■ TASK INPUTS:
________________

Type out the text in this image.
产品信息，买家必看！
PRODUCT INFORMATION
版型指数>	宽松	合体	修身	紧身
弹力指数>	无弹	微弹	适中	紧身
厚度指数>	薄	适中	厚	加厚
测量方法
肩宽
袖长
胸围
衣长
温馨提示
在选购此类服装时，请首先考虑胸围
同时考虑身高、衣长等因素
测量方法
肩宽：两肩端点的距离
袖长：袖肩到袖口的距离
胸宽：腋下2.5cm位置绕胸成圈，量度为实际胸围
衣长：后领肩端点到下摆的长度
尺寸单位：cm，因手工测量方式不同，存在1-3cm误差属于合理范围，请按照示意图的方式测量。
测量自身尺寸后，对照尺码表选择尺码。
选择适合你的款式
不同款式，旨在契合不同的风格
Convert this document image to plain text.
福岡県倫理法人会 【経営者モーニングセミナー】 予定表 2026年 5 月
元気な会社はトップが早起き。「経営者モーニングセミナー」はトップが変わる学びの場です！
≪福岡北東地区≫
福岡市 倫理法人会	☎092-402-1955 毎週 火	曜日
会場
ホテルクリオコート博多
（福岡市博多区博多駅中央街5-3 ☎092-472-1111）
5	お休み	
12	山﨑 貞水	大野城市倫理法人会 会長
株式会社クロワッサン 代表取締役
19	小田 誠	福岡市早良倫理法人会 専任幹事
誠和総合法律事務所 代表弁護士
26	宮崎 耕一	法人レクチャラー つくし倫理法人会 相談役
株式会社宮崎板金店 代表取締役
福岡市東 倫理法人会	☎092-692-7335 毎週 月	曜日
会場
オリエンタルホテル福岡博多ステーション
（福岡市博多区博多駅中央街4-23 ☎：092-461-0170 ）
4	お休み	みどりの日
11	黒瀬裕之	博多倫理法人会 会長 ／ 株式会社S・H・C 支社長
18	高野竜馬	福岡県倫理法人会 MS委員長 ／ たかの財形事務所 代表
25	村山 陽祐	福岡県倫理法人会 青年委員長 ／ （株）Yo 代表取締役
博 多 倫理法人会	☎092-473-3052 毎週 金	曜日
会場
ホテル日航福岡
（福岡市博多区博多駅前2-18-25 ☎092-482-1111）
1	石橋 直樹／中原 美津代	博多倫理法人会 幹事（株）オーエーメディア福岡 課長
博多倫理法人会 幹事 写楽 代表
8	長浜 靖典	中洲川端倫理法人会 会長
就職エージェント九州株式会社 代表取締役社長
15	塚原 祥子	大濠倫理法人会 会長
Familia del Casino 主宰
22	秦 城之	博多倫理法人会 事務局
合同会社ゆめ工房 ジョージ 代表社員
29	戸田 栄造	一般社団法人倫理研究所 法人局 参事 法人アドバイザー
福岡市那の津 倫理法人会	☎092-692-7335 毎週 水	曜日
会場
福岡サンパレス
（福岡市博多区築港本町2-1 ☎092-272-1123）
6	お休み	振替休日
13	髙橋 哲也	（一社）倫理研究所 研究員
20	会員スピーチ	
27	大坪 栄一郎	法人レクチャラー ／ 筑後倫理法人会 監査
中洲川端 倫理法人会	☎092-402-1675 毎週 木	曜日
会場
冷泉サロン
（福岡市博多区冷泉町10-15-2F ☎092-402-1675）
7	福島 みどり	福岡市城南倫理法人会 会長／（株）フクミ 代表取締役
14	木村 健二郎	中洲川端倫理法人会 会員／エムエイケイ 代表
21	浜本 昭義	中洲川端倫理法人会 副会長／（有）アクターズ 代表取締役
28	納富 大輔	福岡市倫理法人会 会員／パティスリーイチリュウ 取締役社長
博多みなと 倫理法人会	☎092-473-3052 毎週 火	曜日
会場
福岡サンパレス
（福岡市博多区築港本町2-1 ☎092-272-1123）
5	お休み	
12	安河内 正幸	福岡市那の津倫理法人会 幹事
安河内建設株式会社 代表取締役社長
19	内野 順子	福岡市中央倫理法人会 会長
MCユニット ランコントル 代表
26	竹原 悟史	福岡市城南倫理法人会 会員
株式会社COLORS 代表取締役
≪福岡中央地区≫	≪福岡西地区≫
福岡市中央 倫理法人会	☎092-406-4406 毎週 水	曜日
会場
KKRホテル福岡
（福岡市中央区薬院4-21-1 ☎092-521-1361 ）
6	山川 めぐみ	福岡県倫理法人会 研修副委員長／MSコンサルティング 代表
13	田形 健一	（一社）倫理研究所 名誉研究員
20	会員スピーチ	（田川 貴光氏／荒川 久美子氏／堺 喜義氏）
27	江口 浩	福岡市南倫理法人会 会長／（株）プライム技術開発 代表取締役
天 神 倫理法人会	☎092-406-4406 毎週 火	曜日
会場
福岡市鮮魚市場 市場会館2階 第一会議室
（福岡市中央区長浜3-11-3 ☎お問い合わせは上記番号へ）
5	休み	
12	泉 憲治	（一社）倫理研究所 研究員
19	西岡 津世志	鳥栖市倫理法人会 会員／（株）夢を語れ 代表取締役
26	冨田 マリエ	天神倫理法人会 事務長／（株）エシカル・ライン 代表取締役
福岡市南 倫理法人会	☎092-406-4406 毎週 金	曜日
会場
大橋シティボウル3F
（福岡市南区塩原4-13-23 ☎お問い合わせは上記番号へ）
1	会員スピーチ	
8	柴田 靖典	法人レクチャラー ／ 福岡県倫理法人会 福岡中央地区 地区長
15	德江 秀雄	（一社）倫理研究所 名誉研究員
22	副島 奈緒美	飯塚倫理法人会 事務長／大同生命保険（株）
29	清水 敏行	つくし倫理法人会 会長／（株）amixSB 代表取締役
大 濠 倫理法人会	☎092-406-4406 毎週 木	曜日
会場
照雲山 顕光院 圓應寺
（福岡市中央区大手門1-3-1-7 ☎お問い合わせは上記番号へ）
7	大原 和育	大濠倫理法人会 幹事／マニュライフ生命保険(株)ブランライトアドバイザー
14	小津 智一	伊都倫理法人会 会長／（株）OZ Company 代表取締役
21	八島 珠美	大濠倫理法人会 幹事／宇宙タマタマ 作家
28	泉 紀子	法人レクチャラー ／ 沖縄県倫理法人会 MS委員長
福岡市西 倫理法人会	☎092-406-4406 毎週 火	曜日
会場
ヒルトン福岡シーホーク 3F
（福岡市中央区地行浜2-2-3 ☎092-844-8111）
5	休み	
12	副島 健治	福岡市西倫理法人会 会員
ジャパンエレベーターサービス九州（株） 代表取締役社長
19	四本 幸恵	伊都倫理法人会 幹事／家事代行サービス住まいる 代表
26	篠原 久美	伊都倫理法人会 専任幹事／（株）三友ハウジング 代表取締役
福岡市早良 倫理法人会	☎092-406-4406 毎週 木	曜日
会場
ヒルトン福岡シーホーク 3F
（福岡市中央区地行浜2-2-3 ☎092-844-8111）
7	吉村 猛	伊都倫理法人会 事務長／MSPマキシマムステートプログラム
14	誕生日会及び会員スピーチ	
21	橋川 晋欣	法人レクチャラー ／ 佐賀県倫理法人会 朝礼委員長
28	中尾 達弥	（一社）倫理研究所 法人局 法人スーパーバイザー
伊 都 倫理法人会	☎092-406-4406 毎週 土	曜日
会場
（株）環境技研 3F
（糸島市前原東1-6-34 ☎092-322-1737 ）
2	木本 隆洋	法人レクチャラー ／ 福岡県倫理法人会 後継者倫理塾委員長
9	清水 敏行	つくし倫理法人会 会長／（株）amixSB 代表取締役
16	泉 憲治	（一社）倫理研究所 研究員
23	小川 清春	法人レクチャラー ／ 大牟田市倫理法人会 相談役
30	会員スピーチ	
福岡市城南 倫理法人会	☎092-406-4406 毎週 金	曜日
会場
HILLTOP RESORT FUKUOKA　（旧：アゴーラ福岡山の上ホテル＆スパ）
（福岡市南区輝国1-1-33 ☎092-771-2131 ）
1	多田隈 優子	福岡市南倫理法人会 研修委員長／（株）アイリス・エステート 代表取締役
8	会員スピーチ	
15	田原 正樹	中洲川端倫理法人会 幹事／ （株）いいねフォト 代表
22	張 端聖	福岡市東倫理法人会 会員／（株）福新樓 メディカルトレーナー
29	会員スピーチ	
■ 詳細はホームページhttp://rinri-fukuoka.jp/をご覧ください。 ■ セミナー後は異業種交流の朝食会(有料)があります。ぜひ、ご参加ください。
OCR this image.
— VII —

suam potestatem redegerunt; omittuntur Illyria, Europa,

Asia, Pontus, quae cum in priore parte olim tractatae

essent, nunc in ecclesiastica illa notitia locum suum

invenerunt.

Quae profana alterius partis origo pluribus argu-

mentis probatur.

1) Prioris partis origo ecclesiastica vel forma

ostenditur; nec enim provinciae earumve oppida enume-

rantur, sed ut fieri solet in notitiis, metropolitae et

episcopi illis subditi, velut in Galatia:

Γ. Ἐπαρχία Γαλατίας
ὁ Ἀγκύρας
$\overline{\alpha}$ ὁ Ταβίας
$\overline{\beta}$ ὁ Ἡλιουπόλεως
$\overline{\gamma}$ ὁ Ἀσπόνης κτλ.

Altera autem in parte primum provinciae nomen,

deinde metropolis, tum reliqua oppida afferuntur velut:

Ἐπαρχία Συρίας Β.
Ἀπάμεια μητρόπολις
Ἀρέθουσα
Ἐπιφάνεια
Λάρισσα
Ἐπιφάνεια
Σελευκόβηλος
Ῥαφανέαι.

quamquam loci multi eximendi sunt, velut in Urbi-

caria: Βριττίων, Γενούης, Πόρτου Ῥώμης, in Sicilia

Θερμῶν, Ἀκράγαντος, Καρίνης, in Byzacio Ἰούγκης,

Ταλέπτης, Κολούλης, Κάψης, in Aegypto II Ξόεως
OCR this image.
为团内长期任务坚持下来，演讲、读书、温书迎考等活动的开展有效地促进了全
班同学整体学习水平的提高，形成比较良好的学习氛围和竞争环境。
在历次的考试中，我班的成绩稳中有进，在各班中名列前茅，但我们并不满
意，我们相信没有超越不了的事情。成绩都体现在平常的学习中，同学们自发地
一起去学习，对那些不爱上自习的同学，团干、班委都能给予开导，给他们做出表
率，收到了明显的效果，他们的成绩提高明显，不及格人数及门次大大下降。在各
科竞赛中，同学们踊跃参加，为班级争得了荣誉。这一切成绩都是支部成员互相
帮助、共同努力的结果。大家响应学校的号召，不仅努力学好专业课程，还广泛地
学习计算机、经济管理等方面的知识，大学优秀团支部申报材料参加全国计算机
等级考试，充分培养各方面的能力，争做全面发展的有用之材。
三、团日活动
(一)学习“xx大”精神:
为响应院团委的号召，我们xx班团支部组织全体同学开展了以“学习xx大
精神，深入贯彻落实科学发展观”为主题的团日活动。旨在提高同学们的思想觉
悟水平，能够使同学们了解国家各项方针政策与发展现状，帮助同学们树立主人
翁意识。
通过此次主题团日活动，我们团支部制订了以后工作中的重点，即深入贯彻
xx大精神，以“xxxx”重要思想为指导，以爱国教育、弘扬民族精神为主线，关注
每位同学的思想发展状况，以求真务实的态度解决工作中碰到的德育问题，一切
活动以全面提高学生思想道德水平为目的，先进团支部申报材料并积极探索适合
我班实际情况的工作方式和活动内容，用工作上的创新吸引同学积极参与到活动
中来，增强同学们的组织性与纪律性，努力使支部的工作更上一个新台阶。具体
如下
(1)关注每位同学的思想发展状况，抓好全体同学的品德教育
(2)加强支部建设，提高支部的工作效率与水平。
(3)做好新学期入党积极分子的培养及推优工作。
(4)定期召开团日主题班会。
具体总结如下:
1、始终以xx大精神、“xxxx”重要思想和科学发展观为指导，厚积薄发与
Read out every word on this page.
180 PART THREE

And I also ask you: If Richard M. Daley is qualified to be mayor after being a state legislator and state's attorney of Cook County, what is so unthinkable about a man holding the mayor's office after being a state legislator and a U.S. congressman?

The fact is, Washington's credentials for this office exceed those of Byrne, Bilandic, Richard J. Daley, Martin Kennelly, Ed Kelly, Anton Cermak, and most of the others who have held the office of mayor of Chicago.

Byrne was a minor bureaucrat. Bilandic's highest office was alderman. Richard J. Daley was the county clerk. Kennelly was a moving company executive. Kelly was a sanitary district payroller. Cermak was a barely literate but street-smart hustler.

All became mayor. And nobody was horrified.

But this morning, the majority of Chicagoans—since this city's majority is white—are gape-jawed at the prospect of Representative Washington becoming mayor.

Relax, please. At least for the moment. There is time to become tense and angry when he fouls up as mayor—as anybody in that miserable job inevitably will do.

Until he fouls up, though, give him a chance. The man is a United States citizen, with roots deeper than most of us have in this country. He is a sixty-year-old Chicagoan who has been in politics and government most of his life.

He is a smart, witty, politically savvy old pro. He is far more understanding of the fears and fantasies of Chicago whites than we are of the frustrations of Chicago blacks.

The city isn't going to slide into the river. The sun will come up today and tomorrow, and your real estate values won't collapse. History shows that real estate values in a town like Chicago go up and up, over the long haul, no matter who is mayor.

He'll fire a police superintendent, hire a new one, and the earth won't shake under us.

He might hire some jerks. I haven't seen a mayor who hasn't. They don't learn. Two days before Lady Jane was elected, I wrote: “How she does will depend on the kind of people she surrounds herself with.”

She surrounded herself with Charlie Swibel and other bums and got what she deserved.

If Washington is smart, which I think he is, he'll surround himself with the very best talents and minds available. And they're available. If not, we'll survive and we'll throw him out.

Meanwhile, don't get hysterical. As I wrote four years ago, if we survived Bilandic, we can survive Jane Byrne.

________________

In the listing, find all lines with the string "text" and copy them.

Type out the text in this image.
Convert this document image to plain text.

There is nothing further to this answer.